• TEXT:
━━━━━━━━━━━━━━━━
How to Handle Schema Changes/Evolutes in Hive ORC tables like Column Deletions happening at Source DB.

In the EDW world, schema changes is a very frequent activity.  But when we have the same data in Hive as part of the Data Lake, it will be hectic when you see read/writes in Hive/HDFS.

In this example, I have taken COLUMN Deletions at the Source DB which is mySQL. Avro Storage is the data landing layer using Sqoop. And ORC is the Data Staging layer using Hive insert.

Before Schema Changes:
#Create a Table in MYSQL
create table test.ADDRESS_MYSQL
(claimantname varchar(50),
addressline1 varchar(50),
addressline2 varchar(50),
addressline3 varchar(50),
addressline4 varchar(50),
city varchar(50));

#Insert some Data into it.
INSERT INTO test.cc_address_mysql (claimantname,addressline1,addressline2,addressline3,addressline4,city) values (“giri”,”20808 n 79th”,”apt 1028″,”resident”,”business”,”pheonix”),(“rajeev”,”20808 n 80th”,”apt 1029″,”resident1″,”business1″,”glendale”),(“mathan”,”20808 n 81st”,”apt 1030″,”resident2″,”business2″,”suncity”);

#Create a New HDFS directory to store New Schema Changed data.
━━━━━━━━━━━━━━━━
(Records from a dataset)

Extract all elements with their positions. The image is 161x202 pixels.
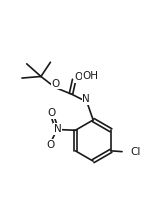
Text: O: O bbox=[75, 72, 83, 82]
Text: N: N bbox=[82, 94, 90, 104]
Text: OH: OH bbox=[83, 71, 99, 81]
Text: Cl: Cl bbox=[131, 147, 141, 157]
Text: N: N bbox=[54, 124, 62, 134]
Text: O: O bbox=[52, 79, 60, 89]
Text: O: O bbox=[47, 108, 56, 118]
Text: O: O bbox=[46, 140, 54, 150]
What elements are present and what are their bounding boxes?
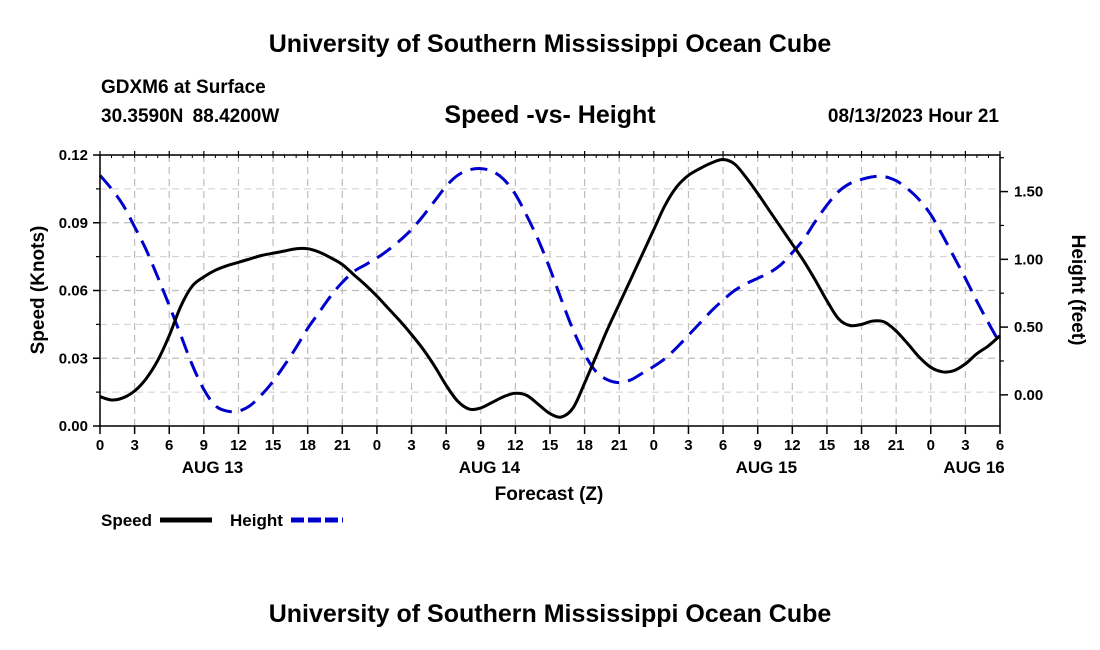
━━━━━━━━━━━━━━━━
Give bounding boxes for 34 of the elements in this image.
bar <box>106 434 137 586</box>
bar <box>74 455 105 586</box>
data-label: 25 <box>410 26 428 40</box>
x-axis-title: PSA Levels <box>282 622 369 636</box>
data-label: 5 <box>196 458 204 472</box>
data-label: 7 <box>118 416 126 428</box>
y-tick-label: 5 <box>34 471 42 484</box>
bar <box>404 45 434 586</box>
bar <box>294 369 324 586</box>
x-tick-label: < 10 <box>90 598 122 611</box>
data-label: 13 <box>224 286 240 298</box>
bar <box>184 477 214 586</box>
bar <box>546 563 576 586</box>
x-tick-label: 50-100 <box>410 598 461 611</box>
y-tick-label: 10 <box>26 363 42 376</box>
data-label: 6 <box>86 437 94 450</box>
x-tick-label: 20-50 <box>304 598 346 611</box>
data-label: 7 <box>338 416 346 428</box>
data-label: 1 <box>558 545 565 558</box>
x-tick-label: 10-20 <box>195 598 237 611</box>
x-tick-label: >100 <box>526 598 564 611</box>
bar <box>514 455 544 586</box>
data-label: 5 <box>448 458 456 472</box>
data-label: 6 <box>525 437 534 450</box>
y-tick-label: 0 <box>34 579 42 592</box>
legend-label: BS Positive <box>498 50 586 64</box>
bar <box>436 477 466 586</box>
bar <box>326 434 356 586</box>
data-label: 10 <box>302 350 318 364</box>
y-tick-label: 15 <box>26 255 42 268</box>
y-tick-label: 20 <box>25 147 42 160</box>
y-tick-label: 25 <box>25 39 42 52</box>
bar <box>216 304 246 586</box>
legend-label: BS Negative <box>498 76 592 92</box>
━━━━━━━━━━━━━━━━
• WRITTEN TASK 1: List every column name defined in the "create table test.ADDRESS_MYSQL" statement of the Hive schema-change guide.
• WRITTEN TASK 2: Write the next part of the Hive schema-change guide, picking up after its final line.

• EXERCISE RESULT 1: claimantname, addressline1, addressline2, addressline3, addressline4, city

• EXERCISE RESULT 2:
hadoop fs -mkdir /QA/giri/poc/schemachanges/cas/cc_address/dbchange

#Similarly create a new directory
mkdir -p /tmp/cc_address/newschema

#Sqoop the Firstime Load as below
sqoop import –connect jdbc:mysql://n01bdl005.aap.csaa.pri:3306/test –username grvrama –password Hadoop123 \
–table cc_address_mysql –outdir /tmp/cc_address/oldschema –target-dir /QA/giri/poc/schemachanges/cas/cc_address/deletecolumns/data –as-avrodatafile –split-by claimantname -m 4;

#Move the AVSC (Original Schema) to HDFS
hadoop fs -copyFromLocal /tmp/cc_address/oldschema/*.avsc /QA/giri/poc/schemachanges/cas/cc_address/schema/

#Create An External Table with Avro Storage pointing to HDFS LOcations.
CREATE EXTERNAL TABLE HIVETEST.ADDRESS_AVRO ROW FORMAT SERDE ‘org.apache.hadoop.hive.serde2.avro.AvroSerDe’ STORED AS INPUTFORMAT ‘org.apache.hadoop.hive.ql.io.avro.AvroContainerInputFormat’ OUTPUTFORMAT ‘org.apache.hadoop.hive.ql.io.avro.AvroContainerOutputFormat’ LOCATION ‘hdfs:///QA/giri/poc/schemachanges/cas/cc_address/deletecolumns/data’ TBLPROPERTIES (‘avro.schema.url’= ‘hdfs:///QA/giri/poc/schemachanges/cas/cc_address/schema/cc_address_mysql.avsc’);

#The Table Should show some records as below
hive> select * from HIVETEST.ADDRESS_AVRO;
OK
giri 20808 n 79th apt 1028 resident business pheonix
mathan 20808 n 81st apt 1030 resident2 business2 suncity
rajeev 20808 n 80th apt 1029 resident1 business1 glendale
Time taken: 0.5 seconds, Fetched: 3 row(s)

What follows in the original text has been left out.